▶ **Exercise details**: The exercise asks for every line of the data to be reproduced exactly.

▶ **Material supplied**:
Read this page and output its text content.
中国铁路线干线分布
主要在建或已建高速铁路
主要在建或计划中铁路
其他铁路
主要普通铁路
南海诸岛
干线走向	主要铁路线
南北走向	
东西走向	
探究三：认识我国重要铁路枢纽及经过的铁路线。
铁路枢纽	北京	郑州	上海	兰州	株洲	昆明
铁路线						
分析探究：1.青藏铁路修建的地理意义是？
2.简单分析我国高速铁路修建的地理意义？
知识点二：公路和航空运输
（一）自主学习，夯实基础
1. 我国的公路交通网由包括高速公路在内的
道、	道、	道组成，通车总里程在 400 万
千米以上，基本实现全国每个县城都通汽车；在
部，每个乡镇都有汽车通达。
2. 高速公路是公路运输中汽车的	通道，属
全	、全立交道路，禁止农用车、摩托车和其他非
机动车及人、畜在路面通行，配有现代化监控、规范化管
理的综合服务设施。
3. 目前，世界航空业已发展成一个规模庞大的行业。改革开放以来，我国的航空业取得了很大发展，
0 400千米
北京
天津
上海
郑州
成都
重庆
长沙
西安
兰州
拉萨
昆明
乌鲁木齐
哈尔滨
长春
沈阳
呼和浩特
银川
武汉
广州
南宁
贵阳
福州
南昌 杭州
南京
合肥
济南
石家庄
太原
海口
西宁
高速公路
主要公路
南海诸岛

▶ **The solution**:
Read this page and output its text content.
中国铁路线干线分布
主要在建或已建高速铁路
主要在建或计划中铁路
其他铁路
主要普通铁路
南海诸岛
干线走向	主要铁路线
南北走向	
东西走向	
探究三：认识我国重要铁路枢纽及经过的铁路线。
铁路枢纽	北京	郑州	上海	兰州	株洲	昆明
铁路线						
分析探究：1.青藏铁路修建的地理意义是？
2.简单分析我国高速铁路修建的地理意义？
知识点二：公路和航空运输
（一）自主学习，夯实基础
1. 我国的公路交通网由包括高速公路在内的
道、	道、	道组成，通车总里程在 400 万
千米以上，基本实现全国每个县城都通汽车；在
部，每个乡镇都有汽车通达。
2. 高速公路是公路运输中汽车的	通道，属
全	、全立交道路，禁止农用车、摩托车和其他非
机动车及人、畜在路面通行，配有现代化监控、规范化管
理的综合服务设施。
3. 目前，世界航空业已发展成一个规模庞大的行业。改革开放以来，我国的航空业取得了很大发展，
0 400千米
北京
天津
上海
郑州
成都
重庆
长沙
西安
兰州
拉萨
昆明
乌鲁木齐
哈尔滨
长春
沈阳
呼和浩特
银川
武汉
广州
南宁
贵阳
福州
南昌 杭州
南京
合肥
济南
石家庄
太原
海口
西宁
高速公路
主要公路
南海诸岛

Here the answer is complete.